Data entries
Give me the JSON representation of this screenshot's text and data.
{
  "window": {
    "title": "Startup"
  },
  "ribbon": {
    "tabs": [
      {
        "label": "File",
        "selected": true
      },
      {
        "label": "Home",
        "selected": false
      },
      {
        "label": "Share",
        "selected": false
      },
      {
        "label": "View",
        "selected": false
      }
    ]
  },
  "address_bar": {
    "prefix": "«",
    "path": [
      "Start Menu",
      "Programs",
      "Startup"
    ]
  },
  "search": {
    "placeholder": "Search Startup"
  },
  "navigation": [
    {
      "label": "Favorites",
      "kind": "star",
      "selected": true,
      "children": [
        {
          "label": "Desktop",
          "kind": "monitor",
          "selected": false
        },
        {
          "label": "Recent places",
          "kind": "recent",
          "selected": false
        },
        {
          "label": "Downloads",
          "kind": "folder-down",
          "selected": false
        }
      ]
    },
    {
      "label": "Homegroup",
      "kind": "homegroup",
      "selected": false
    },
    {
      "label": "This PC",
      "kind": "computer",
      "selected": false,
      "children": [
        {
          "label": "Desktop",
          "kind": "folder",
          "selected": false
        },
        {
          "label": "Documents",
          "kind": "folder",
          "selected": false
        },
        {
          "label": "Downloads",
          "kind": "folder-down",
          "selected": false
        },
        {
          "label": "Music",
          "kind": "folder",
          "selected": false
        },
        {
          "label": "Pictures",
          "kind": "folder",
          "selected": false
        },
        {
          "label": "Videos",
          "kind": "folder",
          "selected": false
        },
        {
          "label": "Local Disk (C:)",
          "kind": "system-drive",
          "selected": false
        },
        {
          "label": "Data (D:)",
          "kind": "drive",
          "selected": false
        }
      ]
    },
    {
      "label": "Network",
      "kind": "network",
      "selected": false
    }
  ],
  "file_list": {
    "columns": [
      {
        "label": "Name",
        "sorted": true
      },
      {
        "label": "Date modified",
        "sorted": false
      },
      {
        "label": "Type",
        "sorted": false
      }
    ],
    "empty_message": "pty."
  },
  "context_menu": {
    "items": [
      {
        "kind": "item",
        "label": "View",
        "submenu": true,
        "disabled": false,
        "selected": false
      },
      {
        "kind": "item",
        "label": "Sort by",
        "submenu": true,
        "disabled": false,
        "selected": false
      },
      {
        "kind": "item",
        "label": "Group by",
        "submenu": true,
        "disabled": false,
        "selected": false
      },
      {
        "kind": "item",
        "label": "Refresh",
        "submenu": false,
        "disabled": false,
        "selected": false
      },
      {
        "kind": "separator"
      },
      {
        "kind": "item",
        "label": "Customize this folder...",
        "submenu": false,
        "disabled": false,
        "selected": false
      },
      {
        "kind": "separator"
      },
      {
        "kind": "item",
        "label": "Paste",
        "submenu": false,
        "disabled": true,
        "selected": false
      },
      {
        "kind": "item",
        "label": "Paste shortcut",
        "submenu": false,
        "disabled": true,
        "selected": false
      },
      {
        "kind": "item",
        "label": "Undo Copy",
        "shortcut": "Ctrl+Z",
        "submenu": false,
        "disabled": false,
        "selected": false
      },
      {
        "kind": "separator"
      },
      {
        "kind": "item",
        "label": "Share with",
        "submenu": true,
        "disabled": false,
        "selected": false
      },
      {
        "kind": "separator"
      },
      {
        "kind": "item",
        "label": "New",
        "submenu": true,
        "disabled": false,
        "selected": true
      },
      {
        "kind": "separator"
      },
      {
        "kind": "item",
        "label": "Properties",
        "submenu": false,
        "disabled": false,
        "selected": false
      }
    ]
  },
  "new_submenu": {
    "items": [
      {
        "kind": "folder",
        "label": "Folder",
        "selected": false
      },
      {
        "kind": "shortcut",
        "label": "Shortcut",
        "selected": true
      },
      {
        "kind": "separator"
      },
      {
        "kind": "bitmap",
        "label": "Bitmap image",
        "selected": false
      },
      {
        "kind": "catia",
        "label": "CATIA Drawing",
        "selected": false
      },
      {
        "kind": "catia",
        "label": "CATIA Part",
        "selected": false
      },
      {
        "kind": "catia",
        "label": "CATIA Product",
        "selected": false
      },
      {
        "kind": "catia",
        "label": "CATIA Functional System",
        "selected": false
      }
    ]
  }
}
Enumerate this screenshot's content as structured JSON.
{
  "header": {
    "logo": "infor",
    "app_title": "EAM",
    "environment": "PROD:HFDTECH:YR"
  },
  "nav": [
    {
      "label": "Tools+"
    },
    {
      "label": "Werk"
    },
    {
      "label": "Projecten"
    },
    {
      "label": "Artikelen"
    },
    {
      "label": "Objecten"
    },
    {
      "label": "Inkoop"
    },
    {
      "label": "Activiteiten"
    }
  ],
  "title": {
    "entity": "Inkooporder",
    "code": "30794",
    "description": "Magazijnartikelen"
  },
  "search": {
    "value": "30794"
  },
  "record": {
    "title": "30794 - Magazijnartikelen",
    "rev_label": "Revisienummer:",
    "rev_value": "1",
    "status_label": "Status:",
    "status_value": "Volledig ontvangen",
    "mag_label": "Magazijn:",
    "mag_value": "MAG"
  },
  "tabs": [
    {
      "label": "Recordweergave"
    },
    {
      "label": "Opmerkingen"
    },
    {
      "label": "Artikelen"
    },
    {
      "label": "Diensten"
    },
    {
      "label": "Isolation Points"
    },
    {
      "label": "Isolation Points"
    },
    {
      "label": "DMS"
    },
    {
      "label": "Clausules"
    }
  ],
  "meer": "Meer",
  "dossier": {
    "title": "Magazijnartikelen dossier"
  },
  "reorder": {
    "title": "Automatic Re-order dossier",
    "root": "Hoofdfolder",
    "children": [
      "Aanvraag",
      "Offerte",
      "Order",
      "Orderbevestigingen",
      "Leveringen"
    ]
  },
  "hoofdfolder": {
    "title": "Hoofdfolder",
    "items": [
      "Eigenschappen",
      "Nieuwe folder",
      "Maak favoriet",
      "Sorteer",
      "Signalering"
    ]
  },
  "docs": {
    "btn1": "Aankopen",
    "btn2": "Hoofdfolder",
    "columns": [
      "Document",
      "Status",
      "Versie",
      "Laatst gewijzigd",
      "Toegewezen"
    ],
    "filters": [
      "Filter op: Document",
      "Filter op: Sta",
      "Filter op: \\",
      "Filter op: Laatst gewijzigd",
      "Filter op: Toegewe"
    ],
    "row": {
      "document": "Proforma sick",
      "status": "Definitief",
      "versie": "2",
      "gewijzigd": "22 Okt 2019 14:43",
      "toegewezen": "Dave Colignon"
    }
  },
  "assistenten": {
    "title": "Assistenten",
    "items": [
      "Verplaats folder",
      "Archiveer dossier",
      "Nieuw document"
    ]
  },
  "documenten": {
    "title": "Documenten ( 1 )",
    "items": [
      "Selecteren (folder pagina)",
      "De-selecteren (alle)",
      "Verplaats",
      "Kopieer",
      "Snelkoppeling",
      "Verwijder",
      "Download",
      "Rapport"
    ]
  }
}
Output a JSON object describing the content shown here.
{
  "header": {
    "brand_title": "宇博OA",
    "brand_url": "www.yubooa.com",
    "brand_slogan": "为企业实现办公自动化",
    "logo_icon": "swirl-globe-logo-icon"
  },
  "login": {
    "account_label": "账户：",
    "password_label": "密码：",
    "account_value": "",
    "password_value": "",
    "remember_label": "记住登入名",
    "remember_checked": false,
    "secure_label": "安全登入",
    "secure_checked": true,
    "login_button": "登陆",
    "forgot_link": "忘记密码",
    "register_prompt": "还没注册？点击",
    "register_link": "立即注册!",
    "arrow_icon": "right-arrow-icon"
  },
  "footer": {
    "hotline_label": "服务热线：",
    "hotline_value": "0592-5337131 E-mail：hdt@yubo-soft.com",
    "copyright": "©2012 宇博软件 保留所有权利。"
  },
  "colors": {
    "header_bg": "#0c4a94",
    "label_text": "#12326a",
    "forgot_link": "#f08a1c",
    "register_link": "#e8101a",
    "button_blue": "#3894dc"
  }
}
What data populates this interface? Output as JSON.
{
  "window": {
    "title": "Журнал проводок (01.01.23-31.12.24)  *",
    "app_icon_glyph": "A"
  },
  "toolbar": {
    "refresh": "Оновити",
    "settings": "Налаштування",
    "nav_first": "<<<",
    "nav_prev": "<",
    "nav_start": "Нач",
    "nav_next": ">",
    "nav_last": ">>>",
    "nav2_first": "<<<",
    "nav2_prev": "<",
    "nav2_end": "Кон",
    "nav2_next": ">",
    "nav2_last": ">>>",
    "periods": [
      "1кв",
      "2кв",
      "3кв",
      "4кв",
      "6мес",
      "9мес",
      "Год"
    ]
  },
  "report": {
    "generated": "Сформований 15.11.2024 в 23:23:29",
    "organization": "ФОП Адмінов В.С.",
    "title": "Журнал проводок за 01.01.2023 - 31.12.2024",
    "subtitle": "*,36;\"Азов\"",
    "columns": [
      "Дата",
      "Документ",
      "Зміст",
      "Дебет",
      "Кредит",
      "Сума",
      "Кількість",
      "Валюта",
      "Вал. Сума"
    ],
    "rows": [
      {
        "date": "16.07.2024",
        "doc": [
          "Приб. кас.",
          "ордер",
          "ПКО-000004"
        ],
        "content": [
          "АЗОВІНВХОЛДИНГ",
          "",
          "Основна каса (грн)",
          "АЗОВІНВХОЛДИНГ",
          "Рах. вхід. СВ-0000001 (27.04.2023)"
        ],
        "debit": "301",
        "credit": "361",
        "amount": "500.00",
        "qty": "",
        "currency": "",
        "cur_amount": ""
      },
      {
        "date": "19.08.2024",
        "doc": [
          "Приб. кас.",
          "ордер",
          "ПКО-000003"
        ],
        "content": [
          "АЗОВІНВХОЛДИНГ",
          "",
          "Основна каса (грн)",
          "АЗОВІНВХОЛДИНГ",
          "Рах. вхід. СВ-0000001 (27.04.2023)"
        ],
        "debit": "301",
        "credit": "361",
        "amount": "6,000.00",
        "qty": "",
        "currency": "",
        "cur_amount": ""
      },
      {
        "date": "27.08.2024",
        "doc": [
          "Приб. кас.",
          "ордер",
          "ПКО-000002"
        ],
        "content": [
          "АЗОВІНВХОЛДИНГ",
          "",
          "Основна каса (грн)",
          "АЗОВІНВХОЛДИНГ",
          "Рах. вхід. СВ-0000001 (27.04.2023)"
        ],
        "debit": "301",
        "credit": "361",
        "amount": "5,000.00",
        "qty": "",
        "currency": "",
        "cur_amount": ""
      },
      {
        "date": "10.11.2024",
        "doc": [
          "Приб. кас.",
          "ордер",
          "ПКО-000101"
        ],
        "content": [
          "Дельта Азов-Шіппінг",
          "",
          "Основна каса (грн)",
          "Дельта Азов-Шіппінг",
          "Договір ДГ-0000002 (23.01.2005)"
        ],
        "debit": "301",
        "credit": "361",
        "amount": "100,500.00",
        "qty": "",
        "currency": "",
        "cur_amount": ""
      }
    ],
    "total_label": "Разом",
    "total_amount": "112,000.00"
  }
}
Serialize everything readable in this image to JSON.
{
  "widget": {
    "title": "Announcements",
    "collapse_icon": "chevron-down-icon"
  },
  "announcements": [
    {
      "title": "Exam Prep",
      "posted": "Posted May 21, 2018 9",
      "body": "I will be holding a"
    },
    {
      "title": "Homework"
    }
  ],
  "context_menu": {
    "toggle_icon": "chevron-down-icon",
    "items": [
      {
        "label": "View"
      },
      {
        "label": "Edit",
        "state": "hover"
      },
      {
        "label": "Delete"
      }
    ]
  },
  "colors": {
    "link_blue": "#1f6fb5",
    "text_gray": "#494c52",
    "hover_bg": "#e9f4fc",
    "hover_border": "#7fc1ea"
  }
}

■ **TASK DIRECTIONS**
Search the data above for the string "проводок" and copy each line that has it.

■ **EXERCISE RESULT**
    "title": "Журнал проводок (01.01.23-31.12.24)  *",
    "title": "Журнал проводок за 01.01.2023 - 31.12.2024",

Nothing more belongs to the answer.